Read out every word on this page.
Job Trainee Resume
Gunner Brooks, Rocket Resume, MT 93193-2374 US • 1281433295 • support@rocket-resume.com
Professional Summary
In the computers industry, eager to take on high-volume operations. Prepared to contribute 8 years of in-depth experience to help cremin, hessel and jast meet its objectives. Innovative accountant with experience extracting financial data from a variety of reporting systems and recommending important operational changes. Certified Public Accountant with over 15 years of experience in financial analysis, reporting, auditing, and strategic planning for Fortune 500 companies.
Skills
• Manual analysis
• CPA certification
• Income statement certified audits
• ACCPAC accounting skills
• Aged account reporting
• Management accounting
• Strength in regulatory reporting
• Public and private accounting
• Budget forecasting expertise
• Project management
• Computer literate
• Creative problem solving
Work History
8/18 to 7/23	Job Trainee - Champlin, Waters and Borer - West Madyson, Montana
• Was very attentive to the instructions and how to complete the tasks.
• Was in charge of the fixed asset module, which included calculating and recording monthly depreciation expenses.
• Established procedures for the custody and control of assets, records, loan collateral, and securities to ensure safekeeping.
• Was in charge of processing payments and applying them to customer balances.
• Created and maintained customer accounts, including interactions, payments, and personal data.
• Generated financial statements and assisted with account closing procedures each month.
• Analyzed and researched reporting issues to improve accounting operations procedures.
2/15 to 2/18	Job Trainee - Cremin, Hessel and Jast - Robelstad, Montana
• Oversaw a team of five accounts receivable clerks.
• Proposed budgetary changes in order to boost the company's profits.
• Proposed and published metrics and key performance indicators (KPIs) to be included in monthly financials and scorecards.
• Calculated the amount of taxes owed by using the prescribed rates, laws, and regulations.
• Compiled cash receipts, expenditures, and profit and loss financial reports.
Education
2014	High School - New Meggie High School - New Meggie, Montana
* * *
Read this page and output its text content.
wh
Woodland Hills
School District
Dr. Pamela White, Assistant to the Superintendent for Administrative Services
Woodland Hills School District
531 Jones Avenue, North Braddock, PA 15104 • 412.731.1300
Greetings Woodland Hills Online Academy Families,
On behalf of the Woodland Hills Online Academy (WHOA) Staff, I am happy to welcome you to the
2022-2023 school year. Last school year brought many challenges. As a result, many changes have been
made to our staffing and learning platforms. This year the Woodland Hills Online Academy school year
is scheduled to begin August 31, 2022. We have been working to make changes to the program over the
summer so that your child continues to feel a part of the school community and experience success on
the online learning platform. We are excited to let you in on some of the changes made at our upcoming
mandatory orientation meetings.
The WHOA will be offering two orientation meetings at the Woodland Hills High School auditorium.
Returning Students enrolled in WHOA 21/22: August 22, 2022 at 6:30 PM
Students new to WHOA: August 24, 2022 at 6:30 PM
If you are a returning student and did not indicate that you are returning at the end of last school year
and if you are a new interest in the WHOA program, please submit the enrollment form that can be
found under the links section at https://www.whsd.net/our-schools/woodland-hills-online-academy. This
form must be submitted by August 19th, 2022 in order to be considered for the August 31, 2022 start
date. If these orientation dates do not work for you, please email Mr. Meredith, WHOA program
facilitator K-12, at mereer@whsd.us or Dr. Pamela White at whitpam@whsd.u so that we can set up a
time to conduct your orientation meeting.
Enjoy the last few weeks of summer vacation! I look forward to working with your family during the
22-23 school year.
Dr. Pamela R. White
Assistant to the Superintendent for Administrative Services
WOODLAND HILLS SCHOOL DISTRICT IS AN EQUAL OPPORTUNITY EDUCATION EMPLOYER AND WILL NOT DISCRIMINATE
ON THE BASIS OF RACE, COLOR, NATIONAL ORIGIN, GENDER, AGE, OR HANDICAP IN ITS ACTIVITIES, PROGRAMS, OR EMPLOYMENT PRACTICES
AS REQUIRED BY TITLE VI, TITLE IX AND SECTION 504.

Set exercise - The string "orientation" may appear in lines of the listing above; tally those lines and give the number only.

Finished answer - 4